>> begin RECORDS SHOWN
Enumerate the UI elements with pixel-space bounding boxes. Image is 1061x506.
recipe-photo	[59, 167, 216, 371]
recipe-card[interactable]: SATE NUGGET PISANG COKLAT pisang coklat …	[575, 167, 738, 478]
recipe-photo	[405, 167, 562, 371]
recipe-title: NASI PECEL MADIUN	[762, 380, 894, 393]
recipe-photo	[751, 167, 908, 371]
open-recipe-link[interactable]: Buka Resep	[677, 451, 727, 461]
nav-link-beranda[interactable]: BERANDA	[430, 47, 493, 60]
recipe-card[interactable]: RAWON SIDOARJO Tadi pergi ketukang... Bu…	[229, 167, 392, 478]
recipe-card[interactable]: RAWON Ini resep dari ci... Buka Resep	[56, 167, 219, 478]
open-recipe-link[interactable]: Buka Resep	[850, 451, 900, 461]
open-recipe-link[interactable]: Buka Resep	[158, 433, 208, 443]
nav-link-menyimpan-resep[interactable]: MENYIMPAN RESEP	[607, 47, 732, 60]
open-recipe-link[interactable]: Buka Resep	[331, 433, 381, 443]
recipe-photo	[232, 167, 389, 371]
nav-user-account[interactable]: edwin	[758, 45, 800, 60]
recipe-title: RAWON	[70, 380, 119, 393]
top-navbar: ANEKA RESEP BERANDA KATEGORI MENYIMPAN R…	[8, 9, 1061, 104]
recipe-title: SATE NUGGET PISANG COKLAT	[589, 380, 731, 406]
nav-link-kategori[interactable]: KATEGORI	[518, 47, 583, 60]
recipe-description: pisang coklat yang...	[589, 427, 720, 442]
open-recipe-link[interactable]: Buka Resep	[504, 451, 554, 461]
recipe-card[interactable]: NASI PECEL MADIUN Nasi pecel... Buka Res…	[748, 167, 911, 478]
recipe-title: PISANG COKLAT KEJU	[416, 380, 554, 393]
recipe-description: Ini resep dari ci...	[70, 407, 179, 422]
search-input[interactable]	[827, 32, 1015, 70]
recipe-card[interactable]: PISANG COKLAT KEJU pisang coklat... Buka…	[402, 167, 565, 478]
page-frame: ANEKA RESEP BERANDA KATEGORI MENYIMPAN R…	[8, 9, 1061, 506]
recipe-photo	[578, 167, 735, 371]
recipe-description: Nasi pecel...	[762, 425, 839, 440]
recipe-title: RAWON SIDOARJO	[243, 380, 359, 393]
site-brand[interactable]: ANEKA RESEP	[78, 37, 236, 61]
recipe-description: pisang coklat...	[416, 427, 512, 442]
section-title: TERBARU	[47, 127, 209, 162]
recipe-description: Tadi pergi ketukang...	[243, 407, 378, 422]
>> end RECORDS SHOWN
• _WHAT YOU WILL DO_:
Reproduce every row above, substituting "recipe-image" for each occurrence of "recipe-photo" and leaving all other text unchanged.

• _RESPONSE BELOW_:
Enumerate the UI elements with pixel-space bounding boxes. Image is 1061x506.
recipe-image	[59, 167, 216, 371]
recipe-card[interactable]: SATE NUGGET PISANG COKLAT pisang coklat …	[575, 167, 738, 478]
recipe-image	[405, 167, 562, 371]
recipe-title: NASI PECEL MADIUN	[762, 380, 894, 393]
recipe-image	[751, 167, 908, 371]
open-recipe-link[interactable]: Buka Resep	[677, 451, 727, 461]
nav-link-beranda[interactable]: BERANDA	[430, 47, 493, 60]
recipe-card[interactable]: RAWON SIDOARJO Tadi pergi ketukang... Bu…	[229, 167, 392, 478]
recipe-card[interactable]: RAWON Ini resep dari ci... Buka Resep	[56, 167, 219, 478]
open-recipe-link[interactable]: Buka Resep	[850, 451, 900, 461]
open-recipe-link[interactable]: Buka Resep	[158, 433, 208, 443]
nav-link-menyimpan-resep[interactable]: MENYIMPAN RESEP	[607, 47, 732, 60]
open-recipe-link[interactable]: Buka Resep	[331, 433, 381, 443]
recipe-image	[232, 167, 389, 371]
nav-user-account[interactable]: edwin	[758, 45, 800, 60]
recipe-title: RAWON	[70, 380, 119, 393]
top-navbar: ANEKA RESEP BERANDA KATEGORI MENYIMPAN R…	[8, 9, 1061, 104]
recipe-title: SATE NUGGET PISANG COKLAT	[589, 380, 731, 406]
nav-link-kategori[interactable]: KATEGORI	[518, 47, 583, 60]
recipe-description: pisang coklat yang...	[589, 427, 720, 442]
open-recipe-link[interactable]: Buka Resep	[504, 451, 554, 461]
recipe-card[interactable]: NASI PECEL MADIUN Nasi pecel... Buka Res…	[748, 167, 911, 478]
recipe-title: PISANG COKLAT KEJU	[416, 380, 554, 393]
recipe-description: Ini resep dari ci...	[70, 407, 179, 422]
search-input[interactable]	[827, 32, 1015, 70]
recipe-card[interactable]: PISANG COKLAT KEJU pisang coklat... Buka…	[402, 167, 565, 478]
page-frame: ANEKA RESEP BERANDA KATEGORI MENYIMPAN R…	[8, 9, 1061, 506]
recipe-image	[578, 167, 735, 371]
recipe-description: Nasi pecel...	[762, 425, 839, 440]
recipe-title: RAWON SIDOARJO	[243, 380, 359, 393]
site-brand[interactable]: ANEKA RESEP	[78, 37, 236, 61]
recipe-description: pisang coklat...	[416, 427, 512, 442]
section-title: TERBARU	[47, 127, 209, 162]
recipe-description: Tadi pergi ketukang...	[243, 407, 378, 422]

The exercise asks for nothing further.